-- Data to use --
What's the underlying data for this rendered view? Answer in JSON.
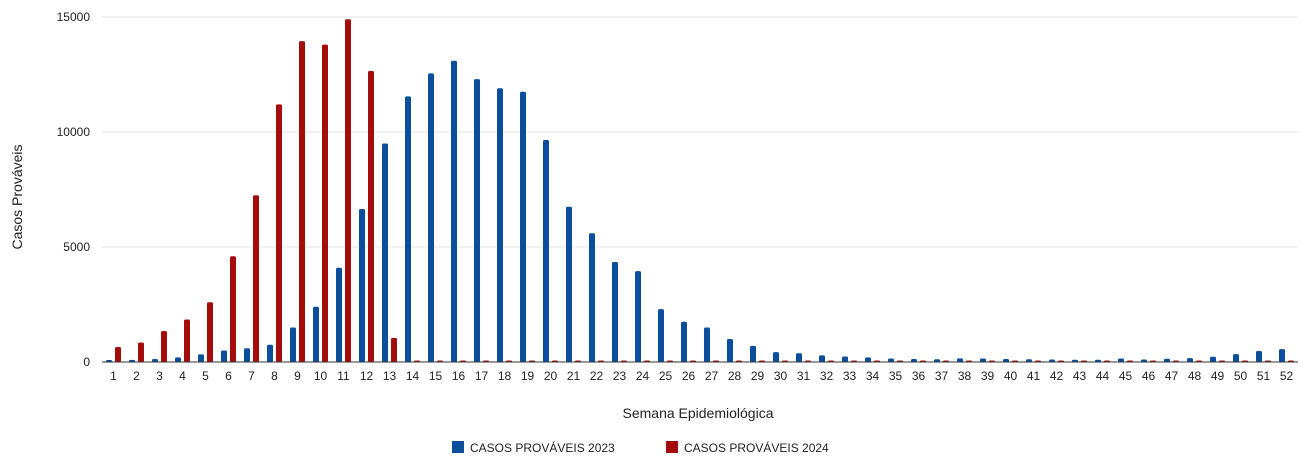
{
  "chart_data": {
    "type": "bar",
    "title": "",
    "xlabel": "Semana Epidemiológica",
    "ylabel": "Casos Prováveis",
    "ylim": [
      0,
      15000
    ],
    "yticks": [
      0,
      5000,
      10000,
      15000
    ],
    "grid": true,
    "legend_position": "bottom",
    "categories": [
      "1",
      "2",
      "3",
      "4",
      "5",
      "6",
      "7",
      "8",
      "9",
      "10",
      "11",
      "12",
      "13",
      "14",
      "15",
      "16",
      "17",
      "18",
      "19",
      "20",
      "21",
      "22",
      "23",
      "24",
      "25",
      "26",
      "27",
      "28",
      "29",
      "30",
      "31",
      "32",
      "33",
      "34",
      "35",
      "36",
      "37",
      "38",
      "39",
      "40",
      "41",
      "42",
      "43",
      "44",
      "45",
      "46",
      "47",
      "48",
      "49",
      "50",
      "51",
      "52"
    ],
    "series": [
      {
        "name": "CASOS PROVÁVEIS 2023",
        "color": "#0b4f9c",
        "values": [
          60,
          90,
          130,
          200,
          330,
          500,
          600,
          750,
          1500,
          2400,
          4100,
          6650,
          9500,
          11550,
          12550,
          13100,
          12300,
          11900,
          11750,
          9650,
          6750,
          5600,
          4350,
          3950,
          2300,
          1750,
          1500,
          1000,
          700,
          430,
          380,
          290,
          240,
          200,
          150,
          130,
          120,
          160,
          150,
          130,
          120,
          110,
          100,
          100,
          150,
          110,
          140,
          170,
          230,
          340,
          480,
          560
        ],
        "labels": []
      },
      {
        "name": "CASOS PROVÁVEIS 2024",
        "color": "#a50d0d",
        "values": [
          650,
          850,
          1350,
          1850,
          2600,
          4600,
          7250,
          11200,
          13950,
          13800,
          14900,
          12650,
          1050,
          0,
          0,
          0,
          0,
          0,
          0,
          0,
          0,
          0,
          0,
          0,
          0,
          0,
          0,
          0,
          0,
          0,
          0,
          0,
          0,
          0,
          0,
          0,
          0,
          0,
          0,
          0,
          0,
          0,
          0,
          0,
          0,
          0,
          0,
          0,
          0,
          0,
          0,
          0
        ]
      }
    ]
  }
}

-- What this task involves --
In the records above, how many lines include "name"? Give that number and nothing more.

-- Task response --
2